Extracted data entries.
★ ★ ★ ★ ★ ★ ★

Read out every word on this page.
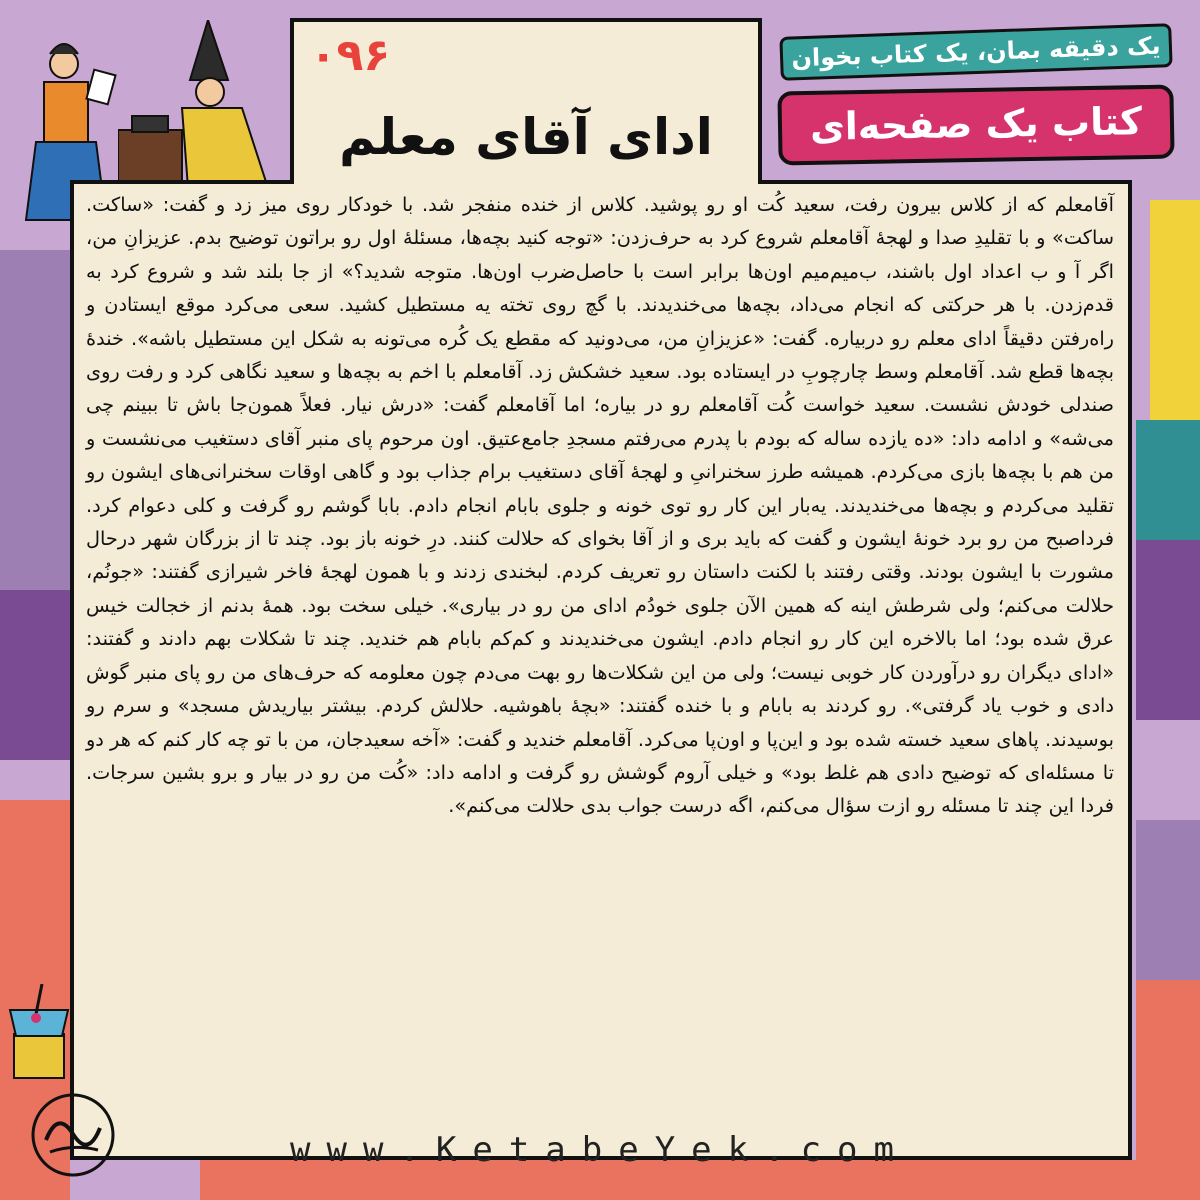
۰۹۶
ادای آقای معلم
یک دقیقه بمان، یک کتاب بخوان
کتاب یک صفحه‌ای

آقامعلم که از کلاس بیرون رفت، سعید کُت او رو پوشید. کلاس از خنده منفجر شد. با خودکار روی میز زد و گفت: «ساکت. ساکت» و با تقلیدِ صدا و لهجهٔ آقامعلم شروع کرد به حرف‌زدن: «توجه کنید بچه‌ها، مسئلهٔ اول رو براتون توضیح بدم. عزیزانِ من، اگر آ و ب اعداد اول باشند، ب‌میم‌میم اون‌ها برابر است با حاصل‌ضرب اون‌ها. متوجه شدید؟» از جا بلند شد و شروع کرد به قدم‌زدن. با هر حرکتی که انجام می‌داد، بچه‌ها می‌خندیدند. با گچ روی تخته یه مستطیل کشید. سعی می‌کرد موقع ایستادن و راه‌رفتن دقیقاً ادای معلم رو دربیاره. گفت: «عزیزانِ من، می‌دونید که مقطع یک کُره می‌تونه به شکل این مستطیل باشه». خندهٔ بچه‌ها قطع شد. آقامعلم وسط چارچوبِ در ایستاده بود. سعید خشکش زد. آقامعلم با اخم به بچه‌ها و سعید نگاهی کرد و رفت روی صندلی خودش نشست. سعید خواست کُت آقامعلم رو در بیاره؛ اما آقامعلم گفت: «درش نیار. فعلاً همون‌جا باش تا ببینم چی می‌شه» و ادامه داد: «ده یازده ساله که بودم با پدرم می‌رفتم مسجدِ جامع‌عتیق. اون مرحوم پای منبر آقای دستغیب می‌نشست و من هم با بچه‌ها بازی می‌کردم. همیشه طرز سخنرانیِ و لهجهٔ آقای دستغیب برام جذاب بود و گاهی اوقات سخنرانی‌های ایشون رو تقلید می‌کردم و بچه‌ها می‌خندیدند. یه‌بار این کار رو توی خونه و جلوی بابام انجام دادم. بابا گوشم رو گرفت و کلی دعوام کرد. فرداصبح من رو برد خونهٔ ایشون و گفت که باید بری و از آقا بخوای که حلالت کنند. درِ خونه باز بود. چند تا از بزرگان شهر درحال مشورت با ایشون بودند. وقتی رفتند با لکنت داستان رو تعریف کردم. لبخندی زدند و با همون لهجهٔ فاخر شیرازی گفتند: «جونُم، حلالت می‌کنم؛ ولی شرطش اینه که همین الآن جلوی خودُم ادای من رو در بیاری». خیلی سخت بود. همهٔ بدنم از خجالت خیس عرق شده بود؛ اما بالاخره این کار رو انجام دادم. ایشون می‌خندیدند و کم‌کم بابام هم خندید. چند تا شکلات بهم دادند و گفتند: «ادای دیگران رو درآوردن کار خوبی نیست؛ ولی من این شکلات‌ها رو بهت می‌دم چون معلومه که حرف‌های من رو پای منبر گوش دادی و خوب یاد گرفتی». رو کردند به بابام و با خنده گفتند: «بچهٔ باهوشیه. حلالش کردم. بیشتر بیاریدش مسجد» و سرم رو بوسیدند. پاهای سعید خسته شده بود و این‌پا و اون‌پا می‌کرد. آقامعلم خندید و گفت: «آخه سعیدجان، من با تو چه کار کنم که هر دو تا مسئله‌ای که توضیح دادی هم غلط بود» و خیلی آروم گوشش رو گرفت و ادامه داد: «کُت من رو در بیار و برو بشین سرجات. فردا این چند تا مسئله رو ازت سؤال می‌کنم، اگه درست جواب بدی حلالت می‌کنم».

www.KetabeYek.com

★ ★ ★ ★ ★ ★ ★

WORK TO BE COMPLETED. Copy down every line of the entries containing the word "کتاب".

FULL SOLUTION.
یک دقیقه بمان، یک کتاب بخوان
کتاب یک صفحه‌ای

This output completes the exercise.